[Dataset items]
###
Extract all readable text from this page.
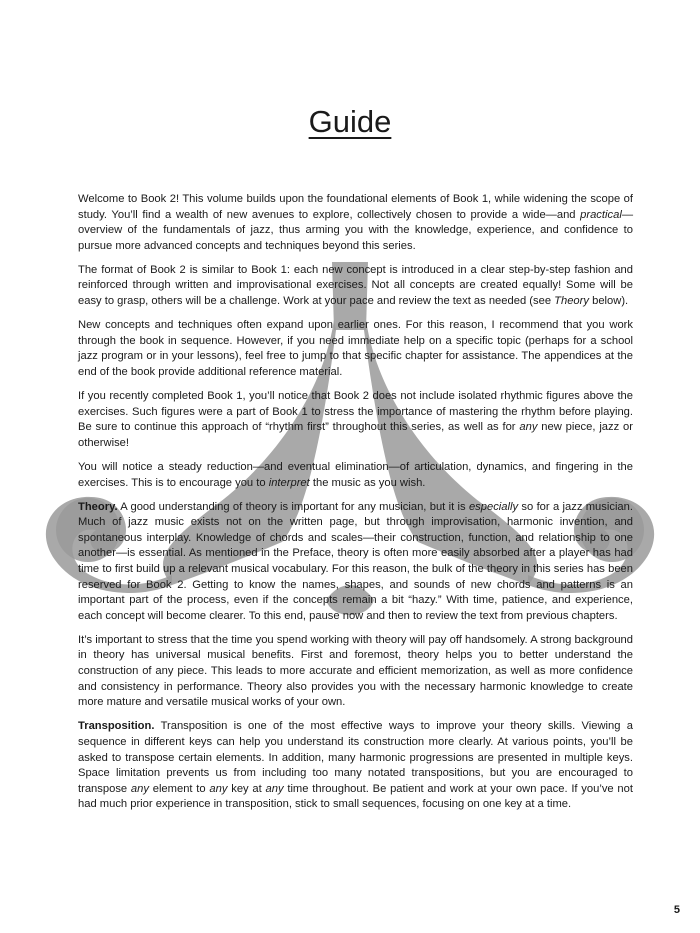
Guide

Welcome to Book 2! This volume builds upon the foundational elements of Book 1, while widening the scope of study. You’ll find a wealth of new avenues to explore, collectively chosen to provide a wide—and practical—overview of the fundamentals of jazz, thus arming you with the knowledge, experience, and confidence to pursue more advanced concepts and techniques beyond this series.

The format of Book 2 is similar to Book 1: each new concept is introduced in a clear step-by-step fashion and reinforced through written and improvisational exercises. Not all concepts are created equally! Some will be easy to grasp, others will be a challenge. Work at your pace and review the text as needed (see Theory below).

New concepts and techniques often expand upon earlier ones. For this reason, I recommend that you work through the book in sequence. However, if you need immediate help on a specific topic (perhaps for a school jazz program or in your lessons), feel free to jump to that specific chapter for assistance. The appendices at the end of the book provide additional reference material.

If you recently completed Book 1, you’ll notice that Book 2 does not include isolated rhythmic figures above the exercises. Such figures were a part of Book 1 to stress the importance of mastering the rhythm before playing. Be sure to continue this approach of “rhythm first” throughout this series, as well as for any new piece, jazz or otherwise!

You will notice a steady reduction—and eventual elimination—of articulation, dynamics, and fingering in the exercises. This is to encourage you to interpret the music as you wish.

Theory. A good understanding of theory is important for any musician, but it is especially so for a jazz musician. Much of jazz music exists not on the written page, but through improvisation, harmonic invention, and spontaneous interplay. Knowledge of chords and scales—their construction, function, and relationship to one another—is essential. As mentioned in the Preface, theory is often more easily absorbed after a player has had time to first build up a relevant musical vocabulary. For this reason, the bulk of the theory in this series has been reserved for Book 2. Getting to know the names, shapes, and sounds of new chords and patterns is an important part of the process, even if the concepts remain a bit “hazy.” With time, patience, and experience, each concept will become clearer. To this end, pause now and then to review the text from previous chapters.

It’s important to stress that the time you spend working with theory will pay off handsomely. A strong background in theory has universal musical benefits. First and foremost, theory helps you to better understand the construction of any piece. This leads to more accurate and efficient memorization, as well as more confidence and consistency in performance. Theory also provides you with the necessary harmonic knowledge to create more mature and versatile musical works of your own.

Transposition. Transposition is one of the most effective ways to improve your theory skills. Viewing a sequence in different keys can help you understand its construction more clearly. At various points, you’ll be asked to transpose certain elements. In addition, many harmonic progressions are presented in multiple keys. Space limitation prevents us from including too many notated transpositions, but you are encouraged to transpose any element to any key at any time throughout. Be patient and work at your own pace. If you’ve not had much prior experience in transposition, stick to small sequences, focusing on one key at a time.

5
###
Filter the entries down to the lines with the word "well" in them.

The answer:
If you recently completed Book 1, you’ll notice that Book 2 does not include isolated rhythmic figures above the exercises. Such figures were a part of Book 1 to stress the importance of mastering the rhythm before playing. Be sure to continue this approach of “rhythm first” throughout this series, as well as for any new piece, jazz or otherwise!
It’s important to stress that the time you spend working with theory will pay off handsomely. A strong background in theory has universal musical benefits. First and foremost, theory helps you to better understand the construction of any piece. This leads to more accurate and efficient memorization, as well as more confidence and consistency in performance. Theory also provides you with the necessary harmonic knowledge to create more mature and versatile musical works of your own.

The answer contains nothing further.